- [TASK OBJECTIVE]:
Take each line containing the word "value" and copy it.

- [RECORD EXCERPTS]:
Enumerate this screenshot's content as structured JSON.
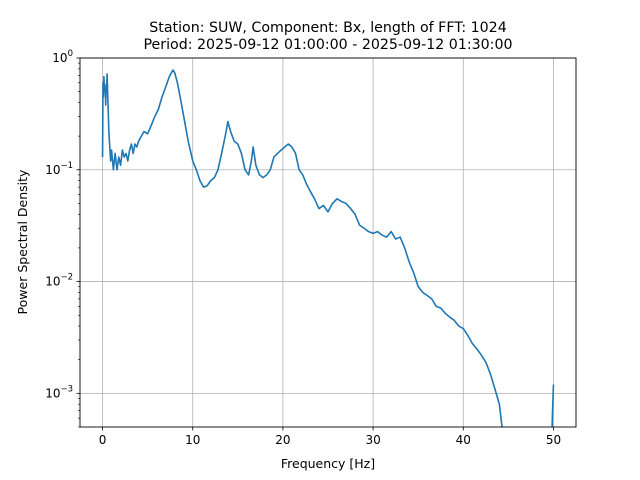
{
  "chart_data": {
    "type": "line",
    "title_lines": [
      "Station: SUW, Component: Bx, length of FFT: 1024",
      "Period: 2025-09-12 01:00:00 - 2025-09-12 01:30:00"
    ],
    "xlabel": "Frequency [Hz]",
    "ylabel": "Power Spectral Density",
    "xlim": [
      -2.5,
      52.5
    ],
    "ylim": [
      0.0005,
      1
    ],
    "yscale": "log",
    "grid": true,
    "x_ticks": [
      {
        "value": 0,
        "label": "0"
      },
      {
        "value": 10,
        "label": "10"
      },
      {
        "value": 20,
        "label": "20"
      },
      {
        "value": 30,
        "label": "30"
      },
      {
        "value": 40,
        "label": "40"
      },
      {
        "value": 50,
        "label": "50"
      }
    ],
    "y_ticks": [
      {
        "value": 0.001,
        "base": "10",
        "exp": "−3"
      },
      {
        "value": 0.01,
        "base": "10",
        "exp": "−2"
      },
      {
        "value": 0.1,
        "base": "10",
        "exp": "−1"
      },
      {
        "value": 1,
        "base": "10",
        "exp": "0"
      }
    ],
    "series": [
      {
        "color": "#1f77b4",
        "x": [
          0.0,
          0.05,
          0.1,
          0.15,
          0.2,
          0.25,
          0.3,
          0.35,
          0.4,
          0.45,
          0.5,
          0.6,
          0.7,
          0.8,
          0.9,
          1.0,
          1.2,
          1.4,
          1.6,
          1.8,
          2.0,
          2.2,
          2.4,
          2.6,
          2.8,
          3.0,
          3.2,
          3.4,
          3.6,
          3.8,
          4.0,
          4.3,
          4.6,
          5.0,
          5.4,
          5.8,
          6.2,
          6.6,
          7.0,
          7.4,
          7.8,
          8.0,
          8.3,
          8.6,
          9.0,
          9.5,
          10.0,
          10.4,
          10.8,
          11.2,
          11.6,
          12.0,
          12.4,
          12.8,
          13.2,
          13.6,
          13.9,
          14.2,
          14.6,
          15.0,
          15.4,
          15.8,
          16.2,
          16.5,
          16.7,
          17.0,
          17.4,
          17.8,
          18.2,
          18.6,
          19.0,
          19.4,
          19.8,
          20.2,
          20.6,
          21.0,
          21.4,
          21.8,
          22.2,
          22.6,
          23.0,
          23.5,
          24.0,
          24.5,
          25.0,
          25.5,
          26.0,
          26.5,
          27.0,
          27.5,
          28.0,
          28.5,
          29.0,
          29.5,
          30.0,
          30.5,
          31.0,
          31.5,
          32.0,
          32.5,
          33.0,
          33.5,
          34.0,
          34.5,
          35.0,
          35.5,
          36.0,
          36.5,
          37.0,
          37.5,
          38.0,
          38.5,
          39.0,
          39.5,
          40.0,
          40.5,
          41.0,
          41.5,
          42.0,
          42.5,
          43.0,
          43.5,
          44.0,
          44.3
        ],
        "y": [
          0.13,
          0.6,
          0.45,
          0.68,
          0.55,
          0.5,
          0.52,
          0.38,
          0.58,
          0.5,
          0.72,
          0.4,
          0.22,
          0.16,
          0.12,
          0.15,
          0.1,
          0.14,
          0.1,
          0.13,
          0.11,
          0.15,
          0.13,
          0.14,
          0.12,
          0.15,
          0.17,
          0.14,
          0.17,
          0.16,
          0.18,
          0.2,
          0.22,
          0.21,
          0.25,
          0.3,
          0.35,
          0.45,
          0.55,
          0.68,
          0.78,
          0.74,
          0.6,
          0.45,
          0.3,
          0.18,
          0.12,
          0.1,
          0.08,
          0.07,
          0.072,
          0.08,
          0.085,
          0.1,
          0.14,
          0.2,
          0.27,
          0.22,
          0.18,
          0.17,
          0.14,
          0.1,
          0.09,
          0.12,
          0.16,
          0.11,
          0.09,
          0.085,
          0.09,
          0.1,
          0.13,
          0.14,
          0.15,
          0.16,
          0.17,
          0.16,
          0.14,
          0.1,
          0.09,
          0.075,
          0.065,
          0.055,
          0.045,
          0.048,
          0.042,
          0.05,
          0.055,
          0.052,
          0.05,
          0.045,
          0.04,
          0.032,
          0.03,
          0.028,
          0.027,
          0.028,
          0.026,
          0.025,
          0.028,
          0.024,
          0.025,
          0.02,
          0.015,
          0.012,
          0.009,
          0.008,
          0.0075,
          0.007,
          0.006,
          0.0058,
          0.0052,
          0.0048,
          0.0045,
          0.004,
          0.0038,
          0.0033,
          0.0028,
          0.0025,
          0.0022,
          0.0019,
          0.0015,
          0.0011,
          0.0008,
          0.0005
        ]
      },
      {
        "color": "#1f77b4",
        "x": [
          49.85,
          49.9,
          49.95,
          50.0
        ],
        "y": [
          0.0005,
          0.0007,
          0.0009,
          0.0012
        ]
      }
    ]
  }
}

---

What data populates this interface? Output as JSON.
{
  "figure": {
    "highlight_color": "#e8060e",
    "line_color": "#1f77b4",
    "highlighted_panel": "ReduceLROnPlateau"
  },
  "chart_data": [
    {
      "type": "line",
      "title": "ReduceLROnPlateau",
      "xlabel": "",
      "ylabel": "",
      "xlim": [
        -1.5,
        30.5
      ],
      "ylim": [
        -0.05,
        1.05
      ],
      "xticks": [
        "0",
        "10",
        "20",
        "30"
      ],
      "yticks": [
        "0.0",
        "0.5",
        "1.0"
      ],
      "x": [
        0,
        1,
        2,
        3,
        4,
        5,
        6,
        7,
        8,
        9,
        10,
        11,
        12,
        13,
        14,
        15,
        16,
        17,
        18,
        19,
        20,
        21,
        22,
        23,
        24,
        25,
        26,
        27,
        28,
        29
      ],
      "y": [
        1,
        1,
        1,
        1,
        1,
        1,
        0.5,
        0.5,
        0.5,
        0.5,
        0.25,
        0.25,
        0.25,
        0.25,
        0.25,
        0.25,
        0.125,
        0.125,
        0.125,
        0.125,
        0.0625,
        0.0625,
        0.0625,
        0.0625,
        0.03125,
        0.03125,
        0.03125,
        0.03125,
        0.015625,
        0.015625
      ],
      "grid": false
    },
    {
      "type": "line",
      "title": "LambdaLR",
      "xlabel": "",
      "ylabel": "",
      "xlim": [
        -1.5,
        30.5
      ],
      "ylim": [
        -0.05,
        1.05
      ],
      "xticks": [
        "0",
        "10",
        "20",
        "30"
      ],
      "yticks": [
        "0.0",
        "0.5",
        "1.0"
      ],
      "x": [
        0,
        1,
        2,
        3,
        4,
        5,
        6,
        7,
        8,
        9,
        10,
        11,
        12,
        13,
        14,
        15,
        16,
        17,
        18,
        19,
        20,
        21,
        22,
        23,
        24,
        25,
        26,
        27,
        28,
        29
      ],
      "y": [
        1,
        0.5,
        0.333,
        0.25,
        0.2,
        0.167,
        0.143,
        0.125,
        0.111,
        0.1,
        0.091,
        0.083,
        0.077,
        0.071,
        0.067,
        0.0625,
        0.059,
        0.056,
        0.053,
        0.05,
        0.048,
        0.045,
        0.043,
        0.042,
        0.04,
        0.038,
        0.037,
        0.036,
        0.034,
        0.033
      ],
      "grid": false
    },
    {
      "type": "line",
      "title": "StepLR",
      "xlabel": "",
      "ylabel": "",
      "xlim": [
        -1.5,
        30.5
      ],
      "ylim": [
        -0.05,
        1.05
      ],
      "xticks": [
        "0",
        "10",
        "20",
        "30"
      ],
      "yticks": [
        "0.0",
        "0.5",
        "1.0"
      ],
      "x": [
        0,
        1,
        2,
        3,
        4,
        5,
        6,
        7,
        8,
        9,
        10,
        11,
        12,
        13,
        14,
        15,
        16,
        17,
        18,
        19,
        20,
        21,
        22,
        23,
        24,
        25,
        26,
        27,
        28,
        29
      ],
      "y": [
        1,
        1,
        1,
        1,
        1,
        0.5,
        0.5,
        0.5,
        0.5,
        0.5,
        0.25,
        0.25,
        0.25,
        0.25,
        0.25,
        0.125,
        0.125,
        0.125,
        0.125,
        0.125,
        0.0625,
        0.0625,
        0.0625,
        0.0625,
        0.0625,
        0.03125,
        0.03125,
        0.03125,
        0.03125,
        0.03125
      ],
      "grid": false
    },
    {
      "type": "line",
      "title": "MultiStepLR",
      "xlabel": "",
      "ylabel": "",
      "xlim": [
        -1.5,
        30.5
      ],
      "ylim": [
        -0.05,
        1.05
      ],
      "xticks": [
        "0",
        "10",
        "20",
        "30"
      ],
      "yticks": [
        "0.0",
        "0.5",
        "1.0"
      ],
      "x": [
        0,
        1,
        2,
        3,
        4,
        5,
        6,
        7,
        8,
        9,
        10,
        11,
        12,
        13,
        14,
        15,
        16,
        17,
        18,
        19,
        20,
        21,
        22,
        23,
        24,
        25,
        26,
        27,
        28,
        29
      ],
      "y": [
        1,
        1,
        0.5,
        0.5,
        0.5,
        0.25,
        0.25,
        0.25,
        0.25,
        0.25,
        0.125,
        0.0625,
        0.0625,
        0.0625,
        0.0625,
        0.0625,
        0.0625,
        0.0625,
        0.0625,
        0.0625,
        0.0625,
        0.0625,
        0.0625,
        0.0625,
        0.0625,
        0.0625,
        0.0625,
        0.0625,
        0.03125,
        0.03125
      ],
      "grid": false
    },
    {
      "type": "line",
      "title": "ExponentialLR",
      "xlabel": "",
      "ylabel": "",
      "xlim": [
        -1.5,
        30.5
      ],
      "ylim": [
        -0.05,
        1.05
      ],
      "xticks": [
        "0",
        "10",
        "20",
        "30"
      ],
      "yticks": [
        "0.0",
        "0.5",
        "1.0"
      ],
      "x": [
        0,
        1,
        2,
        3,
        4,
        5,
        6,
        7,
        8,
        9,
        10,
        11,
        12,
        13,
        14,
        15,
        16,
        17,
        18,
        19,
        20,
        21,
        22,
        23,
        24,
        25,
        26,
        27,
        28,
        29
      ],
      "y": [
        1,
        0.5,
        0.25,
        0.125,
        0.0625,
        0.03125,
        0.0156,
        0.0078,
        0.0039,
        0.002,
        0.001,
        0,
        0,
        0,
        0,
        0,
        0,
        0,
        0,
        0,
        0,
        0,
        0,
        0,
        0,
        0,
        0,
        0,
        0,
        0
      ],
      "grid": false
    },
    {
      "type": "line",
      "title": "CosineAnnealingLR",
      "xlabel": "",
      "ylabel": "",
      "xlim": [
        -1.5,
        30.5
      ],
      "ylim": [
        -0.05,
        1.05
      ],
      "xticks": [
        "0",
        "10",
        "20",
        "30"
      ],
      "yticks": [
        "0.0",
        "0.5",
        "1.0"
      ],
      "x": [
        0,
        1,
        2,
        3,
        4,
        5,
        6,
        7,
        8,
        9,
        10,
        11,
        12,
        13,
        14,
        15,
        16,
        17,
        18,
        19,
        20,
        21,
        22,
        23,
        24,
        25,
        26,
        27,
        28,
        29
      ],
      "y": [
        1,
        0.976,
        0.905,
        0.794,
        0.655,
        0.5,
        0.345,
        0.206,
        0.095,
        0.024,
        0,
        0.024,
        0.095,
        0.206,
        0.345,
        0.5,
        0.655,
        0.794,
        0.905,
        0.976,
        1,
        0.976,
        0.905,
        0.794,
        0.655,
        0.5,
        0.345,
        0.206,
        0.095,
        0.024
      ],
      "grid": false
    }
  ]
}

- [RESPONSE TO THIS TASK]:
        "value": 0,
        "value": 10,
        "value": 20,
        "value": 30,
        "value": 40,
        "value": 50,
        "value": 0.001,
        "value": 0.01,
        "value": 0.1,
        "value": 1,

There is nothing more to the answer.